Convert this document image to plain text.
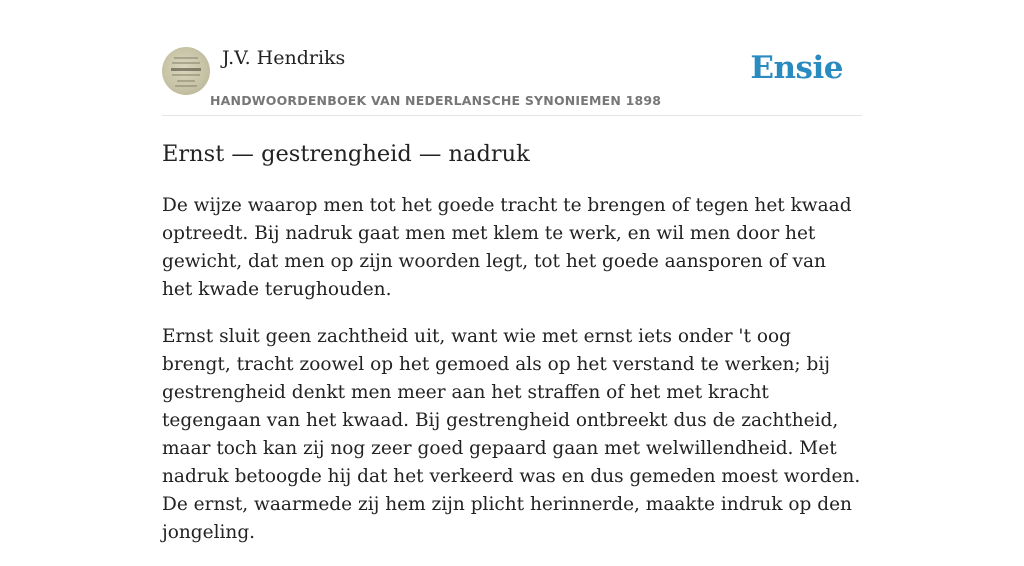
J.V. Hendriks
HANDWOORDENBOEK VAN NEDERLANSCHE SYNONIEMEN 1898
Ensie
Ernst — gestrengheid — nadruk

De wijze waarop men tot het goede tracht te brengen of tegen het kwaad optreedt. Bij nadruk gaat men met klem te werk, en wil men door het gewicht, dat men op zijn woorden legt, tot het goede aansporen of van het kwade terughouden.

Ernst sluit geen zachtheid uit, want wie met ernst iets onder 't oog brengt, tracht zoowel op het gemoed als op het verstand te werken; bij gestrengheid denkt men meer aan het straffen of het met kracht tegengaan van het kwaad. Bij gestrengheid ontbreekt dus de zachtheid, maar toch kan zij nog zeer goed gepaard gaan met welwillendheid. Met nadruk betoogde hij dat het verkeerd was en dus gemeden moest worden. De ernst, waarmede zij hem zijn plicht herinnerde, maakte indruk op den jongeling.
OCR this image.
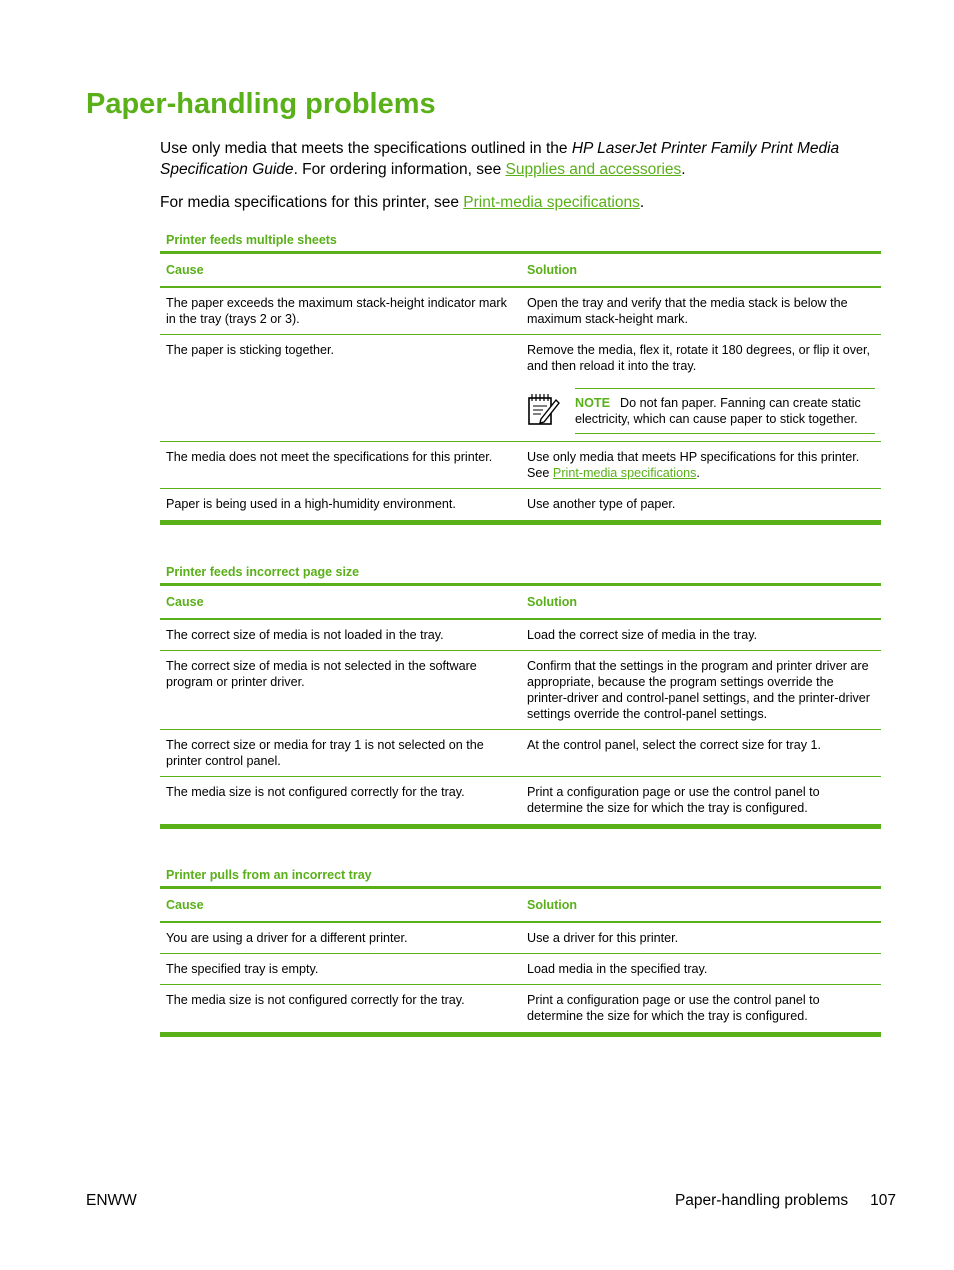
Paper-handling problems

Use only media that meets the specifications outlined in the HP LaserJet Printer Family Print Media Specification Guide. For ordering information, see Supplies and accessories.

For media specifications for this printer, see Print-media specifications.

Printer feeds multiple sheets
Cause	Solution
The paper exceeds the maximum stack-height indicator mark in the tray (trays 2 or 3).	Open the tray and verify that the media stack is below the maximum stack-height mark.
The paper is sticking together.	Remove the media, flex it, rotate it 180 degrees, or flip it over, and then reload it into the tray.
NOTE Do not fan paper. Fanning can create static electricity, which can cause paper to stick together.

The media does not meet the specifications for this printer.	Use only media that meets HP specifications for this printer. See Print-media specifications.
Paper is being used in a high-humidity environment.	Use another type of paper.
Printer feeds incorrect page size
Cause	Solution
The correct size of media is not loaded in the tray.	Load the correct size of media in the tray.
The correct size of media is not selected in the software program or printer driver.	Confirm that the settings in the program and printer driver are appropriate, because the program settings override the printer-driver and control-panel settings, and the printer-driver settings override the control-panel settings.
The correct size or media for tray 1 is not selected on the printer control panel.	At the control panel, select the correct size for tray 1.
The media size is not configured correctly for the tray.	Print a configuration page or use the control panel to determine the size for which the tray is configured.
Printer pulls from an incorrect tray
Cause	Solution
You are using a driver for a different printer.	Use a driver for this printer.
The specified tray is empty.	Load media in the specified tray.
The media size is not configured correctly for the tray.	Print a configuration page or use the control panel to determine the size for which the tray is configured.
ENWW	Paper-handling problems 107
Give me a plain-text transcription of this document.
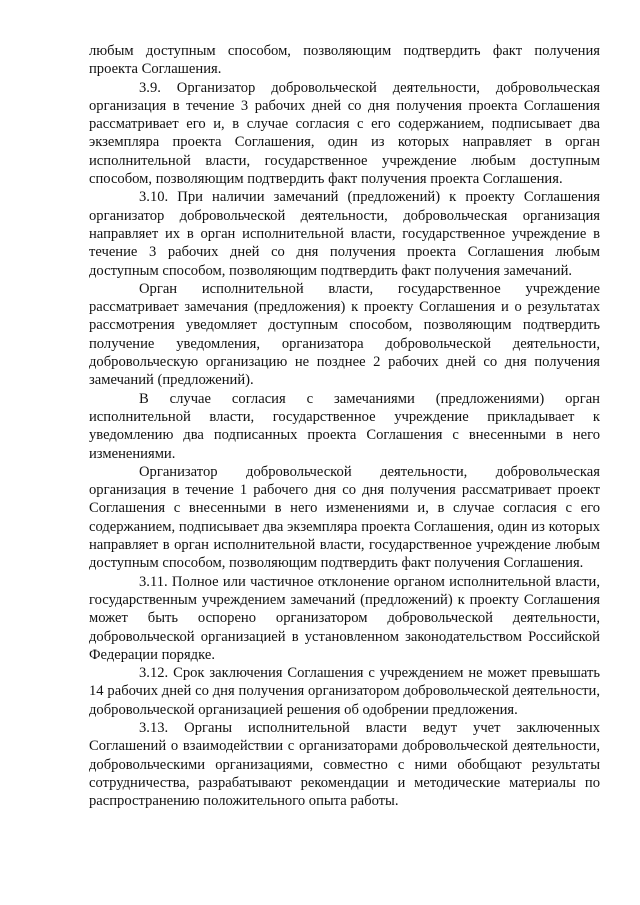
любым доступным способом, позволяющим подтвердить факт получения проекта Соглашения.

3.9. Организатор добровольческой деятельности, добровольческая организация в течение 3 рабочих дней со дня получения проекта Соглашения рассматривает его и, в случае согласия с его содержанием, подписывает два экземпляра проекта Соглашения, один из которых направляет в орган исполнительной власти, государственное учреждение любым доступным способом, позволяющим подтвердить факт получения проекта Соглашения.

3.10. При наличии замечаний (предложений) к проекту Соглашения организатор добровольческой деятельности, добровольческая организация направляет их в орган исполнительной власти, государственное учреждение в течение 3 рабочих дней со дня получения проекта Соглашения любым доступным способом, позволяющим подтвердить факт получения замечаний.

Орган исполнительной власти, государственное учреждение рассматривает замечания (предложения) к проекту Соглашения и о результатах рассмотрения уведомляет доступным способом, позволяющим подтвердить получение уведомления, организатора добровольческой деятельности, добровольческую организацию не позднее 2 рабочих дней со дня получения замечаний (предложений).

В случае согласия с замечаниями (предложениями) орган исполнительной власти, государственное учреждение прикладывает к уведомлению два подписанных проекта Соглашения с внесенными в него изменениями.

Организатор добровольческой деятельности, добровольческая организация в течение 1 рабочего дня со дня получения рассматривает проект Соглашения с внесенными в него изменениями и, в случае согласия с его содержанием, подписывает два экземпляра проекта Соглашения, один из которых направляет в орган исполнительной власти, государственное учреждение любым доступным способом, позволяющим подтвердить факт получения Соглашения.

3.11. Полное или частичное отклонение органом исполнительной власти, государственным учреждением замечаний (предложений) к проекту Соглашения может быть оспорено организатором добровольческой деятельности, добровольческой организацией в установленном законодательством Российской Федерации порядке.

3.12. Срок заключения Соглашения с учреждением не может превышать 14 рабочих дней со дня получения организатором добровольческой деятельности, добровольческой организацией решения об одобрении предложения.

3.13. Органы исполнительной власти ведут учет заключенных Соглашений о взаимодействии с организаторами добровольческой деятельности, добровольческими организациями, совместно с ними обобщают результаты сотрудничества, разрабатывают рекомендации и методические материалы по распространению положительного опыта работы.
####################
→ Exercise aim
Extract the full listing exactly, with the pictures left out.

→ Final result
Convert this document image to plain text.
J.V. Hendriks
HANDWOORDENBOEK VAN NEDERLANSCHE SYNONIEMEN 1898
Ensie
Ernst — gestrengheid — nadruk

De wijze waarop men tot het goede tracht te brengen of tegen het kwaad optreedt. Bij nadruk gaat men met klem te werk, en wil men door het gewicht, dat men op zijn woorden legt, tot het goede aansporen of van het kwade terughouden.

Ernst sluit geen zachtheid uit, want wie met ernst iets onder 't oog brengt, tracht zoowel op het gemoed als op het verstand te werken; bij gestrengheid denkt men meer aan het straffen of het met kracht tegengaan van het kwaad. Bij gestrengheid ontbreekt dus de zachtheid, maar toch kan zij nog zeer goed gepaard gaan met welwillendheid. Met nadruk betoogde hij dat het verkeerd was en dus gemeden moest worden. De ernst, waarmede zij hem zijn plicht herinnerde, maakte indruk op den jongeling.
OCR this image.
Paper-handling problems

Use only media that meets the specifications outlined in the HP LaserJet Printer Family Print Media Specification Guide. For ordering information, see Supplies and accessories.

For media specifications for this printer, see Print-media specifications.

Printer feeds multiple sheets
Cause	Solution
The paper exceeds the maximum stack-height indicator mark in the tray (trays 2 or 3).	Open the tray and verify that the media stack is below the maximum stack-height mark.
The paper is sticking together.	Remove the media, flex it, rotate it 180 degrees, or flip it over, and then reload it into the tray.
NOTE Do not fan paper. Fanning can create static electricity, which can cause paper to stick together.

The media does not meet the specifications for this printer.	Use only media that meets HP specifications for this printer. See Print-media specifications.
Paper is being used in a high-humidity environment.	Use another type of paper.
Printer feeds incorrect page size
Cause	Solution
The correct size of media is not loaded in the tray.	Load the correct size of media in the tray.
The correct size of media is not selected in the software program or printer driver.	Confirm that the settings in the program and printer driver are appropriate, because the program settings override the printer-driver and control-panel settings, and the printer-driver settings override the control-panel settings.
The correct size or media for tray 1 is not selected on the printer control panel.	At the control panel, select the correct size for tray 1.
The media size is not configured correctly for the tray.	Print a configuration page or use the control panel to determine the size for which the tray is configured.
Printer pulls from an incorrect tray
Cause	Solution
You are using a driver for a different printer.	Use a driver for this printer.
The specified tray is empty.	Load media in the specified tray.
The media size is not configured correctly for the tray.	Print a configuration page or use the control panel to determine the size for which the tray is configured.
ENWW	Paper-handling problems 107
Give me a plain-text transcription of this document.
любым доступным способом, позволяющим подтвердить факт получения проекта Соглашения.

3.9. Организатор добровольческой деятельности, добровольческая организация в течение 3 рабочих дней со дня получения проекта Соглашения рассматривает его и, в случае согласия с его содержанием, подписывает два экземпляра проекта Соглашения, один из которых направляет в орган исполнительной власти, государственное учреждение любым доступным способом, позволяющим подтвердить факт получения проекта Соглашения.

3.10. При наличии замечаний (предложений) к проекту Соглашения организатор добровольческой деятельности, добровольческая организация направляет их в орган исполнительной власти, государственное учреждение в течение 3 рабочих дней со дня получения проекта Соглашения любым доступным способом, позволяющим подтвердить факт получения замечаний.

Орган исполнительной власти, государственное учреждение рассматривает замечания (предложения) к проекту Соглашения и о результатах рассмотрения уведомляет доступным способом, позволяющим подтвердить получение уведомления, организатора добровольческой деятельности, добровольческую организацию не позднее 2 рабочих дней со дня получения замечаний (предложений).

В случае согласия с замечаниями (предложениями) орган исполнительной власти, государственное учреждение прикладывает к уведомлению два подписанных проекта Соглашения с внесенными в него изменениями.

Организатор добровольческой деятельности, добровольческая организация в течение 1 рабочего дня со дня получения рассматривает проект Соглашения с внесенными в него изменениями и, в случае согласия с его содержанием, подписывает два экземпляра проекта Соглашения, один из которых направляет в орган исполнительной власти, государственное учреждение любым доступным способом, позволяющим подтвердить факт получения Соглашения.

3.11. Полное или частичное отклонение органом исполнительной власти, государственным учреждением замечаний (предложений) к проекту Соглашения может быть оспорено организатором добровольческой деятельности, добровольческой организацией в установленном законодательством Российской Федерации порядке.

3.12. Срок заключения Соглашения с учреждением не может превышать 14 рабочих дней со дня получения организатором добровольческой деятельности, добровольческой организацией решения об одобрении предложения.

3.13. Органы исполнительной власти ведут учет заключенных Соглашений о взаимодействии с организаторами добровольческой деятельности, добровольческими организациями, совместно с ними обобщают результаты сотрудничества, разрабатывают рекомендации и методические материалы по распространению положительного опыта работы.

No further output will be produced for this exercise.